:: EXERCISE OBJECTIVE ::
Leave out any pictures and transcribe all other data below exactly.

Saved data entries
::::
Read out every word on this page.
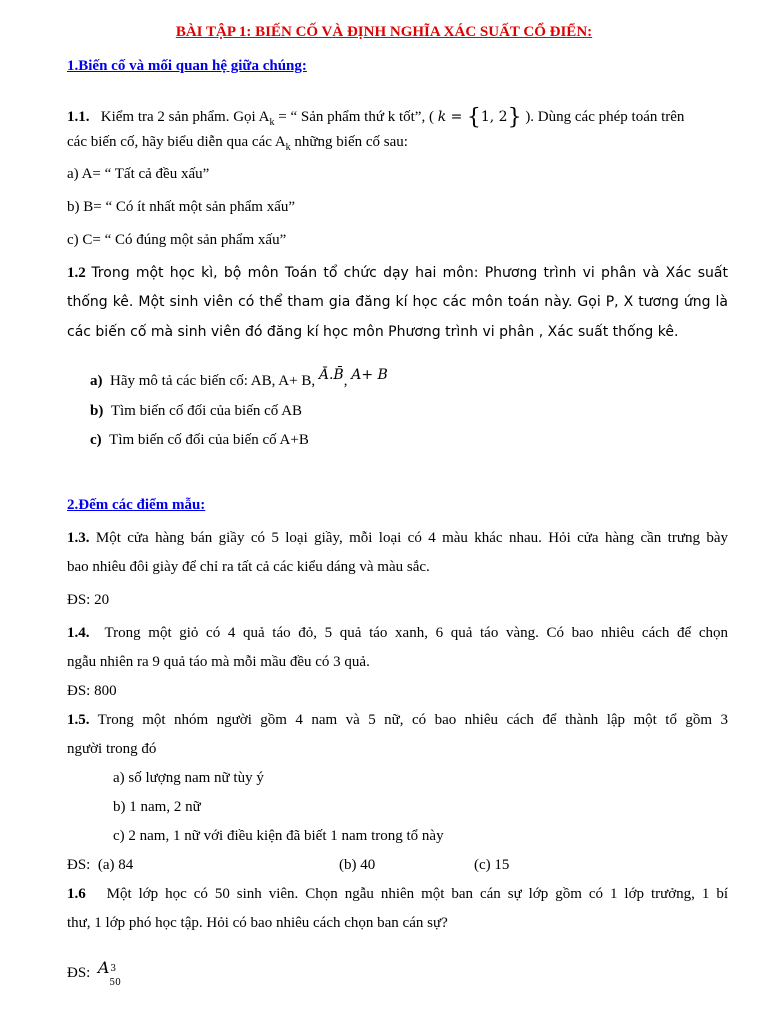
BÀI TẬP 1: BIẾN CỐ VÀ ĐỊNH NGHĨA XÁC SUẤT CỔ ĐIỂN:
1.Biến cố và mối quan hệ giữa chúng:
1.1. Kiểm tra 2 sản phẩm. Gọi $A_k$ = “ Sản phẩm thứ k tốt”, ( k = {1, 2} ). Dùng các phép toán trên
các biến cố, hãy biểu diễn qua các $A_k$ những biến cố sau:
a) A= “ Tất cả đều xấu”
b) B= “ Có ít nhất một sản phẩm xấu”
c) C= “ Có đúng một sản phẩm xấu”
1.2 Trong một học kì, bộ môn Toán tổ chức dạy hai môn: Phương trình vi phân và Xác suất
thống kê. Một sinh viên có thể tham gia đăng kí học các môn toán này. Gọi P, X tương ứng là
các biến cố mà sinh viên đó đăng kí học môn Phương trình vi phân , Xác suất thống kê.
a) Hãy mô tả các biến cố: AB, A+ B, Ā.B̄, A+ B
b) Tìm biến cố đối của biến cố AB
c) Tìm biến cố đối của biến cố A+B
2.Đếm các điểm mẫu:
1.3. Một cửa hàng bán giầy có 5 loại giầy, mỗi loại có 4 màu khác nhau. Hỏi cửa hàng cần trưng bày
bao nhiêu đôi giày để chỉ ra tất cả các kiểu dáng và màu sắc.
ĐS: 20
1.4. Trong một giỏ có 4 quả táo đỏ, 5 quả táo xanh, 6 quả táo vàng. Có bao nhiêu cách để chọn
ngẫu nhiên ra 9 quả táo mà mỗi mầu đều có 3 quả.
ĐS: 800
1.5. Trong một nhóm người gồm 4 nam và 5 nữ, có bao nhiêu cách để thành lập một tổ gồm 3
người trong đó
a) số lượng nam nữ tùy ý
b) 1 nam, 2 nữ
c) 2 nam, 1 nữ với điều kiện đã biết 1 nam trong tổ này
ĐS: (a) 84	(b) 40	(c) 15
1.6 Một lớp học có 50 sinh viên. Chọn ngẫu nhiên một ban cán sự lớp gồm có 1 lớp trưởng, 1 bí
thư, 1 lớp phó học tập. Hỏi có bao nhiêu cách chọn ban cán sự?
ĐS: A 3
50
::::
:: RESPONSE TO THE TASK ::
Read out every word on this page.
BÀI TẬP 1: BIẾN CỐ VÀ ĐỊNH NGHĨA XÁC SUẤT CỔ ĐIỂN:
1.Biến cố và mối quan hệ giữa chúng:
1.1. Kiểm tra 2 sản phẩm. Gọi $A_k$ = “ Sản phẩm thứ k tốt”, ( k = {1, 2} ). Dùng các phép toán trên
các biến cố, hãy biểu diễn qua các $A_k$ những biến cố sau:
a) A= “ Tất cả đều xấu”
b) B= “ Có ít nhất một sản phẩm xấu”
c) C= “ Có đúng một sản phẩm xấu”
1.2 Trong một học kì, bộ môn Toán tổ chức dạy hai môn: Phương trình vi phân và Xác suất
thống kê. Một sinh viên có thể tham gia đăng kí học các môn toán này. Gọi P, X tương ứng là
các biến cố mà sinh viên đó đăng kí học môn Phương trình vi phân , Xác suất thống kê.
a) Hãy mô tả các biến cố: AB, A+ B, Ā.B̄, A+ B
b) Tìm biến cố đối của biến cố AB
c) Tìm biến cố đối của biến cố A+B
2.Đếm các điểm mẫu:
1.3. Một cửa hàng bán giầy có 5 loại giầy, mỗi loại có 4 màu khác nhau. Hỏi cửa hàng cần trưng bày
bao nhiêu đôi giày để chỉ ra tất cả các kiểu dáng và màu sắc.
ĐS: 20
1.4. Trong một giỏ có 4 quả táo đỏ, 5 quả táo xanh, 6 quả táo vàng. Có bao nhiêu cách để chọn
ngẫu nhiên ra 9 quả táo mà mỗi mầu đều có 3 quả.
ĐS: 800
1.5. Trong một nhóm người gồm 4 nam và 5 nữ, có bao nhiêu cách để thành lập một tổ gồm 3
người trong đó
a) số lượng nam nữ tùy ý
b) 1 nam, 2 nữ
c) 2 nam, 1 nữ với điều kiện đã biết 1 nam trong tổ này
ĐS: (a) 84	(b) 40	(c) 15
1.6 Một lớp học có 50 sinh viên. Chọn ngẫu nhiên một ban cán sự lớp gồm có 1 lớp trưởng, 1 bí
thư, 1 lớp phó học tập. Hỏi có bao nhiêu cách chọn ban cán sự?
ĐS: A 3
50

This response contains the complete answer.